* Start *

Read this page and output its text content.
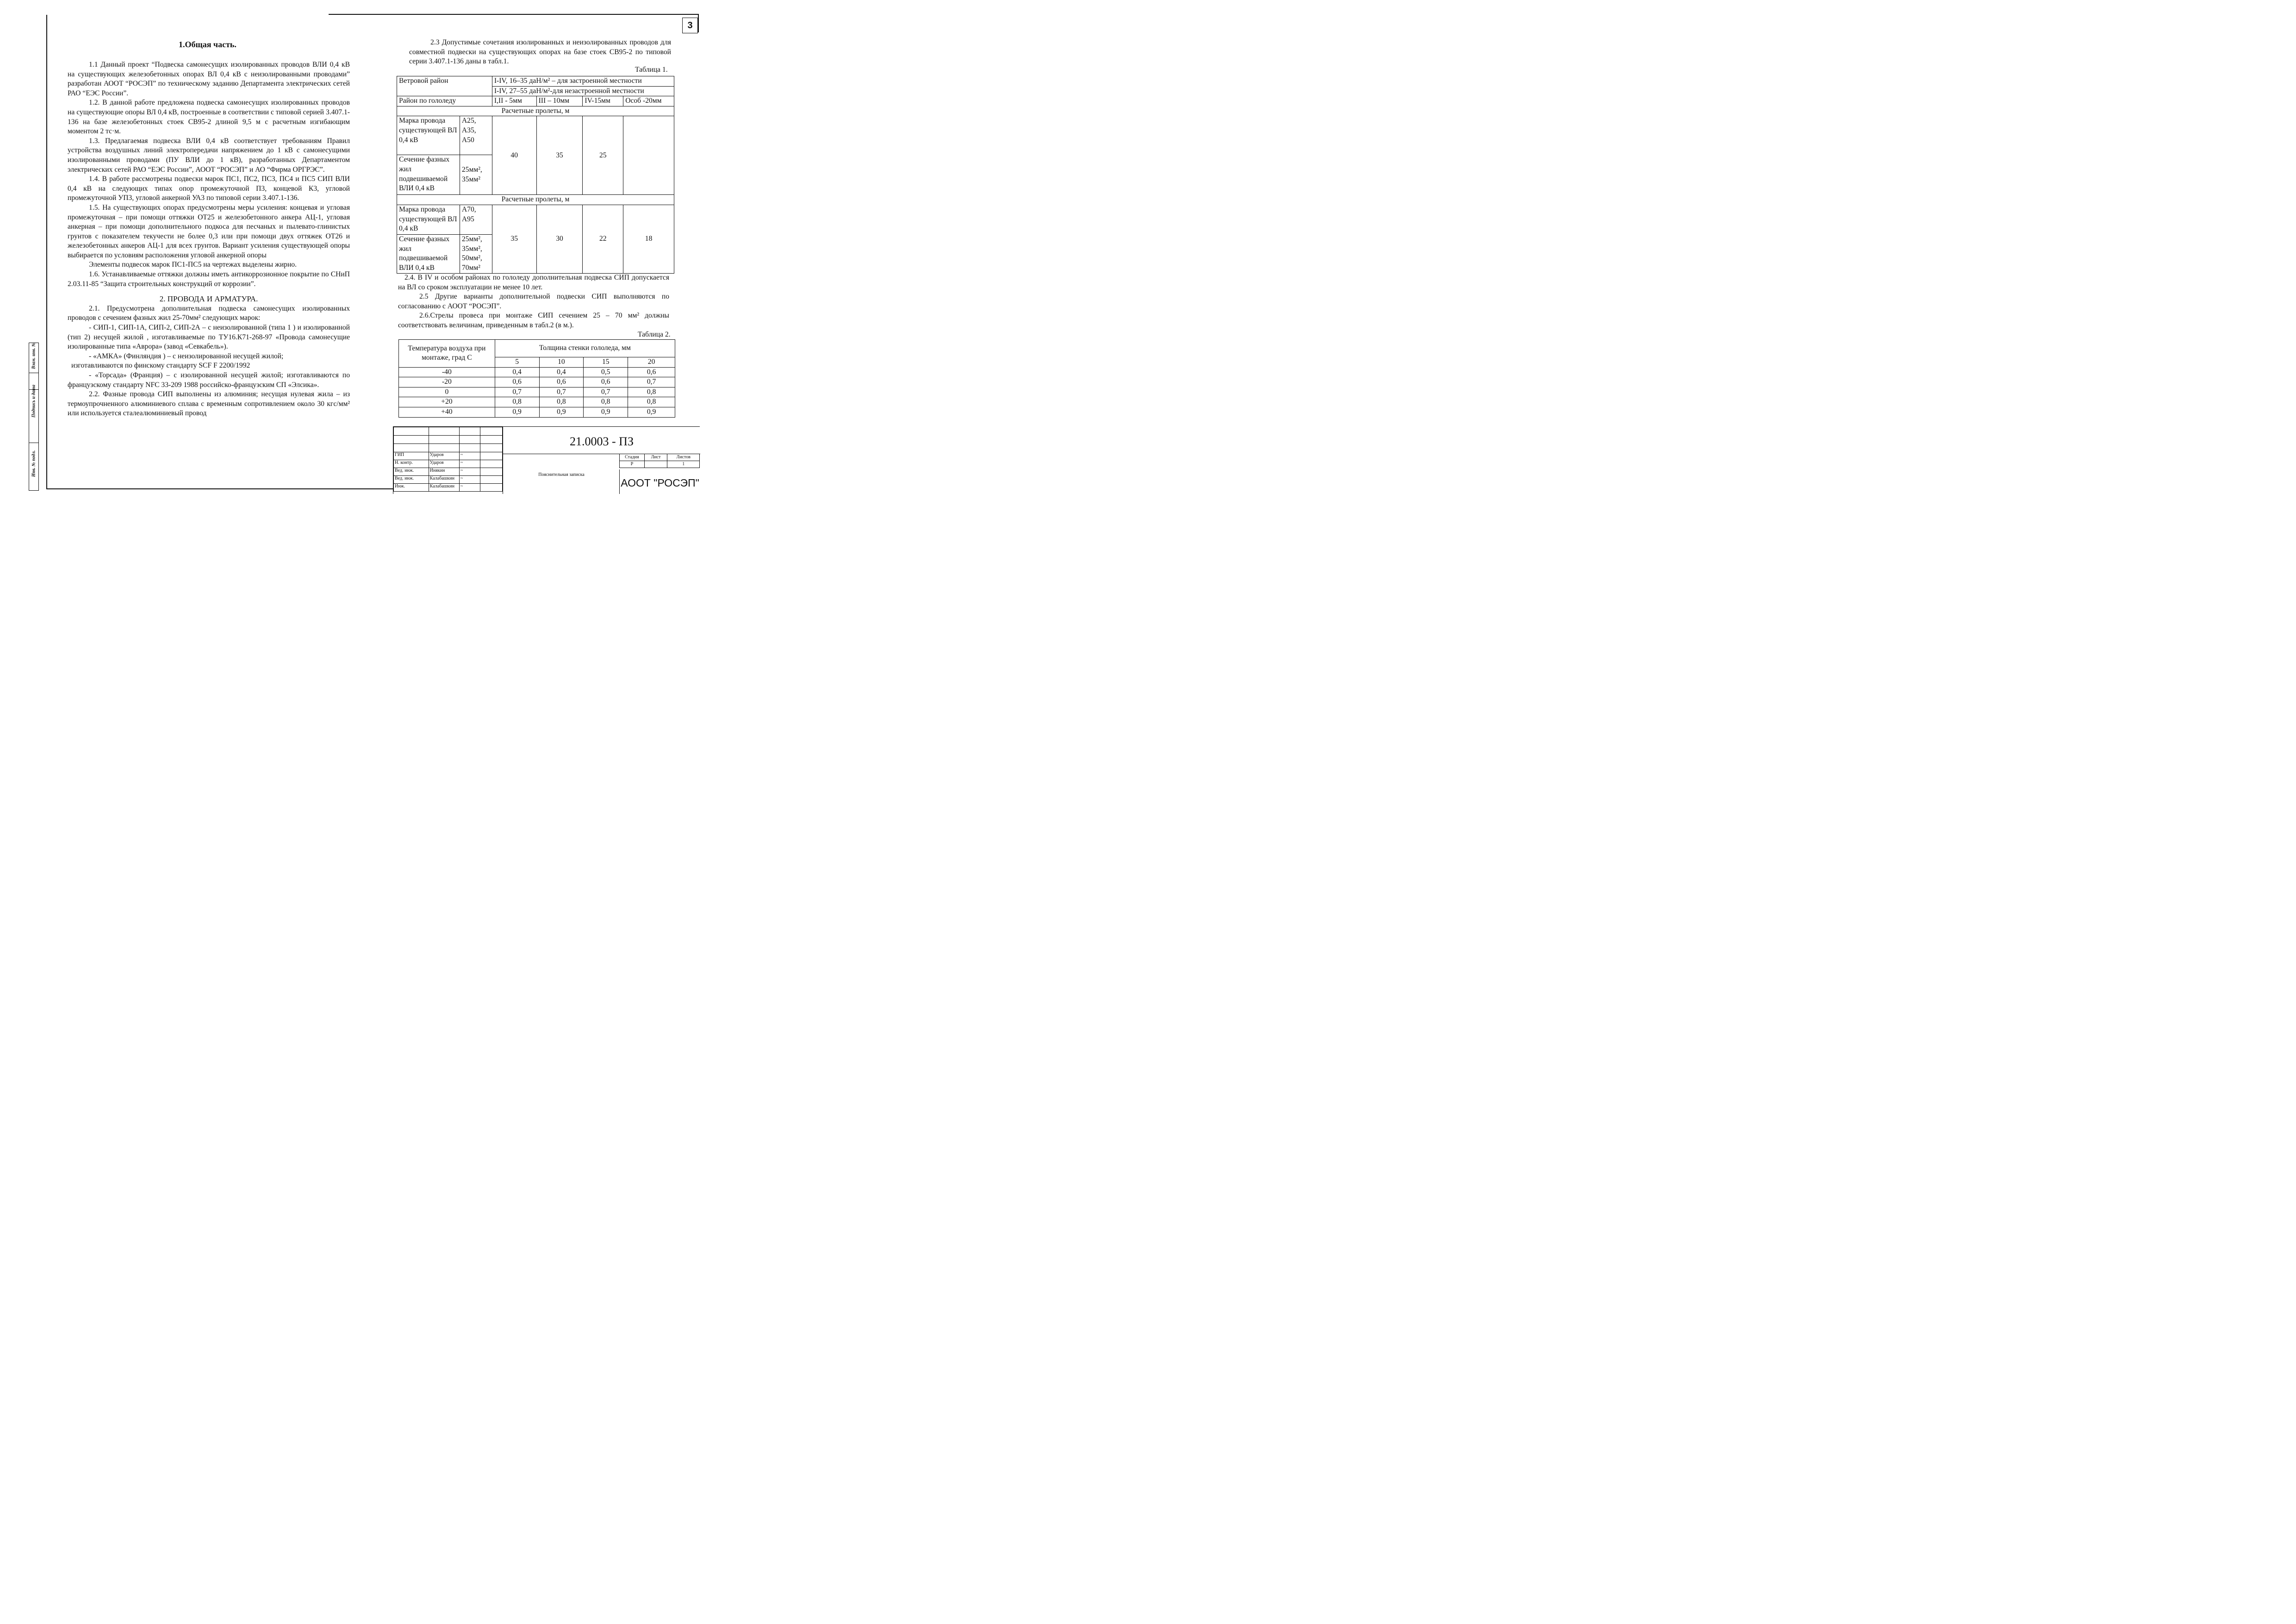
3
Взам. инв. №
Подпись и дата
Инв. № подл.
1.Общая часть.

1.1 Данный проект “Подвеска самонесущих изолированных проводов ВЛИ 0,4 кВ на существующих железобетонных опорах ВЛ 0,4 кВ с неизолированными проводами” разработан АООТ “РОСЭП” по техническому заданию Департамента электрических сетей РАО “ЕЭС России”.

1.2. В данной работе предложена подвеска самонесущих изолированных проводов на существующие опоры ВЛ 0,4 кВ, построенные в соответствии с типовой серией 3.407.1-136 на базе железобетонных стоек СВ95-2 длиной 9,5 м с расчетным изгибающим моментом 2 тс·м.

1.3. Предлагаемая подвеска ВЛИ 0,4 кВ соответствует требованиям Правил устройства воздушных линий электропередачи напряжением до 1 кВ с самонесущими изолированными проводами (ПУ ВЛИ до 1 кВ), разработанных Департаментом электрических сетей РАО “ЕЭС России”, АООТ “РОСЭП” и АО “Фирма ОРГРЭС”.

1.4. В работе рассмотрены подвески марок ПС1, ПС2, ПС3, ПС4 и ПС5 СИП ВЛИ 0,4 кВ на следующих типах опор промежуточной П3, концевой К3, угловой промежуточной УП3, угловой анкерной УА3 по типовой серии 3.407.1-136.

1.5. На существующих опорах предусмотрены меры усиления: концевая и угловая промежуточная – при помощи оттяжки ОТ25 и железобетонного анкера АЦ-1, угловая анкерная – при помощи дополнительного подкоса для песчаных и пылевато-глинистых грунтов с показателем текучести не более 0,3 или при помощи двух оттяжек ОТ26 и железобетонных анкеров АЦ-1 для всех грунтов. Вариант усиления существующей опоры выбирается по условиям расположения угловой анкерной опоры

Элементы подвесок марок ПС1-ПС5 на чертежах выделены жирно.

1.6. Устанавливаемые оттяжки должны иметь антикоррозионное покрытие по СНиП 2.03.11-85 “Защита строительных конструкций от коррозии”.

2. ПРОВОДА И АРМАТУРА.

2.1. Предусмотрена дополнительная подвеска самонесущих изолированных проводов с сечением фазных жил 25-70мм² следующих марок:

- СИП-1, СИП-1А, СИП-2, СИП-2А – с неизолированной (типа 1 ) и изолированной (тип 2) несущей жилой , изготавливаемые по ТУ16.К71-268-97 «Провода самонесущие изолированные типа «Аврора» (завод «Севкабель»).

- «АМКА» (Финляндия ) – с неизолированной несущей жилой;

изготавливаются по финскому стандарту SCF F 2200/1992

- «Торсада» (Франция) – с изолированной несущей жилой; изготавливаются по французскому стандарту NFC 33-209 1988 российско-французским СП «Элсика».

2.2. Фазные провода СИП выполнены из алюминия; несущая нулевая жила – из термоупрочненного алюминиевого сплава с временным сопротивлением около 30 кгс/мм² или используется сталеалюминиевый провод

2.3 Допустимые сочетания изолированных и неизолированных проводов для совместной подвески на существующих опорах на базе стоек СВ95-2 по типовой серии 3.407.1-136 даны в табл.1.
Таблица 1.
Ветровой район		I-IV, 16–35 даН/м² – для застроенной местности			
		I-IV, 27–55 даН/м²-для незастроенной местности			
Район по гололеду		I,II - 5мм	III – 10мм	IV-15мм	Особ -20мм
Расчетные пролеты, м					
Марка провода существующей ВЛ 0,4 кВ	А25, А35, А50	40	35	25	
Сечение фазных жил подвешиваемой ВЛИ 0,4 кВ	25мм², 35мм²				
Расчетные пролеты, м					
Марка провода существующей ВЛ 0,4 кВ	А70, А95	35	30	22	18
Сечение фазных жил подвешиваемой ВЛИ 0,4 кВ	25мм², 35мм², 50мм², 70мм²				

2.4. В IV и особом районах по гололеду дополнительная подвеска СИП допускается на ВЛ со сроком эксплуатации не менее 10 лет.

2.5 Другие варианты дополнительной подвески СИП выполняются по согласованию с АООТ “РОСЭП”.

2.6.Стрелы провеса при монтаже СИП сечением 25 – 70 мм² должны соответствовать величинам, приведенным в табл.2 (в м.).

Таблица 2.
Температура воздуха при монтаже, град С	Толщина стенки гололеда, мм			
	5	10	15	20
-40	0,4	0,4	0,5	0,6
-20	0,6	0,6	0,6	0,7
0	0,7	0,7	0,7	0,8
+20	0,8	0,8	0,8	0,8
+40	0,9	0,9	0,9	0,9

ГИП	Ударов	~	
Н. контр.	Ударов	~	
Вед. инж.	Инякин	~	
Вед. инж.	Калабашкин	~	
Инж.	Калабашкин	~	
21.0003 - ПЗ
Пояснительная записка
Стадия	Лист	Листов
Р		1
АООТ "РОСЭП"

* End *

[SHORT EXERCISE]
Print the complete listing exactly, apart from any pictures.

[TASK OUTPUT]
Read this page and output its text content.
3
Взам. инв. №
Подпись и дата
Инв. № подл.
1.Общая часть.

1.1 Данный проект “Подвеска самонесущих изолированных проводов ВЛИ 0,4 кВ на существующих железобетонных опорах ВЛ 0,4 кВ с неизолированными проводами” разработан АООТ “РОСЭП” по техническому заданию Департамента электрических сетей РАО “ЕЭС России”.

1.2. В данной работе предложена подвеска самонесущих изолированных проводов на существующие опоры ВЛ 0,4 кВ, построенные в соответствии с типовой серией 3.407.1-136 на базе железобетонных стоек СВ95-2 длиной 9,5 м с расчетным изгибающим моментом 2 тс·м.

1.3. Предлагаемая подвеска ВЛИ 0,4 кВ соответствует требованиям Правил устройства воздушных линий электропередачи напряжением до 1 кВ с самонесущими изолированными проводами (ПУ ВЛИ до 1 кВ), разработанных Департаментом электрических сетей РАО “ЕЭС России”, АООТ “РОСЭП” и АО “Фирма ОРГРЭС”.

1.4. В работе рассмотрены подвески марок ПС1, ПС2, ПС3, ПС4 и ПС5 СИП ВЛИ 0,4 кВ на следующих типах опор промежуточной П3, концевой К3, угловой промежуточной УП3, угловой анкерной УА3 по типовой серии 3.407.1-136.

1.5. На существующих опорах предусмотрены меры усиления: концевая и угловая промежуточная – при помощи оттяжки ОТ25 и железобетонного анкера АЦ-1, угловая анкерная – при помощи дополнительного подкоса для песчаных и пылевато-глинистых грунтов с показателем текучести не более 0,3 или при помощи двух оттяжек ОТ26 и железобетонных анкеров АЦ-1 для всех грунтов. Вариант усиления существующей опоры выбирается по условиям расположения угловой анкерной опоры

Элементы подвесок марок ПС1-ПС5 на чертежах выделены жирно.

1.6. Устанавливаемые оттяжки должны иметь антикоррозионное покрытие по СНиП 2.03.11-85 “Защита строительных конструкций от коррозии”.

2. ПРОВОДА И АРМАТУРА.

2.1. Предусмотрена дополнительная подвеска самонесущих изолированных проводов с сечением фазных жил 25-70мм² следующих марок:

- СИП-1, СИП-1А, СИП-2, СИП-2А – с неизолированной (типа 1 ) и изолированной (тип 2) несущей жилой , изготавливаемые по ТУ16.К71-268-97 «Провода самонесущие изолированные типа «Аврора» (завод «Севкабель»).

- «АМКА» (Финляндия ) – с неизолированной несущей жилой;

изготавливаются по финскому стандарту SCF F 2200/1992

- «Торсада» (Франция) – с изолированной несущей жилой; изготавливаются по французскому стандарту NFC 33-209 1988 российско-французским СП «Элсика».

2.2. Фазные провода СИП выполнены из алюминия; несущая нулевая жила – из термоупрочненного алюминиевого сплава с временным сопротивлением около 30 кгс/мм² или используется сталеалюминиевый провод

2.3 Допустимые сочетания изолированных и неизолированных проводов для совместной подвески на существующих опорах на базе стоек СВ95-2 по типовой серии 3.407.1-136 даны в табл.1.
Таблица 1.
Ветровой район		I-IV, 16–35 даН/м² – для застроенной местности			
		I-IV, 27–55 даН/м²-для незастроенной местности			
Район по гололеду		I,II - 5мм	III – 10мм	IV-15мм	Особ -20мм
Расчетные пролеты, м					
Марка провода существующей ВЛ 0,4 кВ	А25, А35, А50	40	35	25	
Сечение фазных жил подвешиваемой ВЛИ 0,4 кВ	25мм², 35мм²				
Расчетные пролеты, м					
Марка провода существующей ВЛ 0,4 кВ	А70, А95	35	30	22	18
Сечение фазных жил подвешиваемой ВЛИ 0,4 кВ	25мм², 35мм², 50мм², 70мм²				

2.4. В IV и особом районах по гололеду дополнительная подвеска СИП допускается на ВЛ со сроком эксплуатации не менее 10 лет.

2.5 Другие варианты дополнительной подвески СИП выполняются по согласованию с АООТ “РОСЭП”.

2.6.Стрелы провеса при монтаже СИП сечением 25 – 70 мм² должны соответствовать величинам, приведенным в табл.2 (в м.).

Таблица 2.
Температура воздуха при монтаже, град С	Толщина стенки гололеда, мм			
	5	10	15	20
-40	0,4	0,4	0,5	0,6
-20	0,6	0,6	0,6	0,7
0	0,7	0,7	0,7	0,8
+20	0,8	0,8	0,8	0,8
+40	0,9	0,9	0,9	0,9

ГИП	Ударов	~	
Н. контр.	Ударов	~	
Вед. инж.	Инякин	~	
Вед. инж.	Калабашкин	~	
Инж.	Калабашкин	~	
21.0003 - ПЗ
Пояснительная записка
Стадия	Лист	Листов
Р		1
АООТ "РОСЭП"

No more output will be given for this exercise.